§ STATED GOAL
Give an exact transcription of every line, dropping the images.

§ Stored records

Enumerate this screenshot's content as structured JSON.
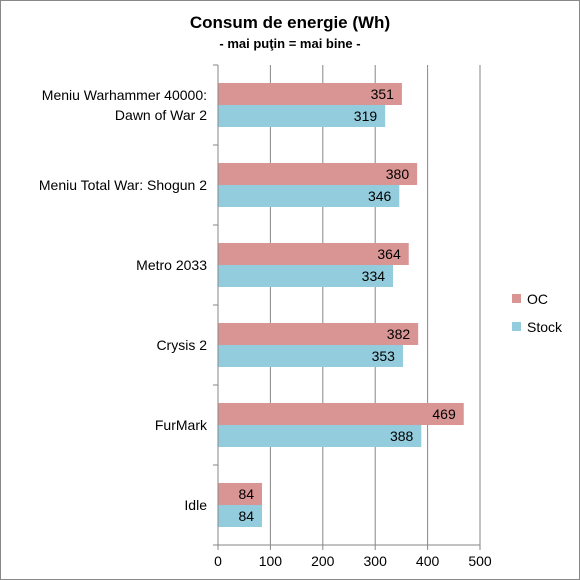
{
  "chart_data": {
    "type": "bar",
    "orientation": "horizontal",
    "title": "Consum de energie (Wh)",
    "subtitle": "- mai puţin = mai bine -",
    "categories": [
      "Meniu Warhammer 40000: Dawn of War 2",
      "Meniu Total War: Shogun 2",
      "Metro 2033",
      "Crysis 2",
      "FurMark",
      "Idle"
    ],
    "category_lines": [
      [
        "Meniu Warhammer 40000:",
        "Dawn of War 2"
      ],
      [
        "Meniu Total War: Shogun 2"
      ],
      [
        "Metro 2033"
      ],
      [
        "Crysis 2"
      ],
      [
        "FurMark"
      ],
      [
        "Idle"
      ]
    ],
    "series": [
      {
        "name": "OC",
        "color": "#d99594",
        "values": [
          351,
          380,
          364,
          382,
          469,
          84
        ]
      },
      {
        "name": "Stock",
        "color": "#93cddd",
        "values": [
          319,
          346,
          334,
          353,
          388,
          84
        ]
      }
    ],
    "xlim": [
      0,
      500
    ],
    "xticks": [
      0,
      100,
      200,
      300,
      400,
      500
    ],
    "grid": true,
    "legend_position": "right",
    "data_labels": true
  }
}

§ COMPLETE OUTPUT
Enumerate this screenshot's content as structured JSON.
{
  "chart_data": {
    "type": "bar",
    "orientation": "horizontal",
    "title": "Consum de energie (Wh)",
    "subtitle": "- mai puţin = mai bine -",
    "categories": [
      "Meniu Warhammer 40000: Dawn of War 2",
      "Meniu Total War: Shogun 2",
      "Metro 2033",
      "Crysis 2",
      "FurMark",
      "Idle"
    ],
    "category_lines": [
      [
        "Meniu Warhammer 40000:",
        "Dawn of War 2"
      ],
      [
        "Meniu Total War: Shogun 2"
      ],
      [
        "Metro 2033"
      ],
      [
        "Crysis 2"
      ],
      [
        "FurMark"
      ],
      [
        "Idle"
      ]
    ],
    "series": [
      {
        "name": "OC",
        "color": "#d99594",
        "values": [
          351,
          380,
          364,
          382,
          469,
          84
        ]
      },
      {
        "name": "Stock",
        "color": "#93cddd",
        "values": [
          319,
          346,
          334,
          353,
          388,
          84
        ]
      }
    ],
    "xlim": [
      0,
      500
    ],
    "xticks": [
      0,
      100,
      200,
      300,
      400,
      500
    ],
    "grid": true,
    "legend_position": "right",
    "data_labels": true
  }
}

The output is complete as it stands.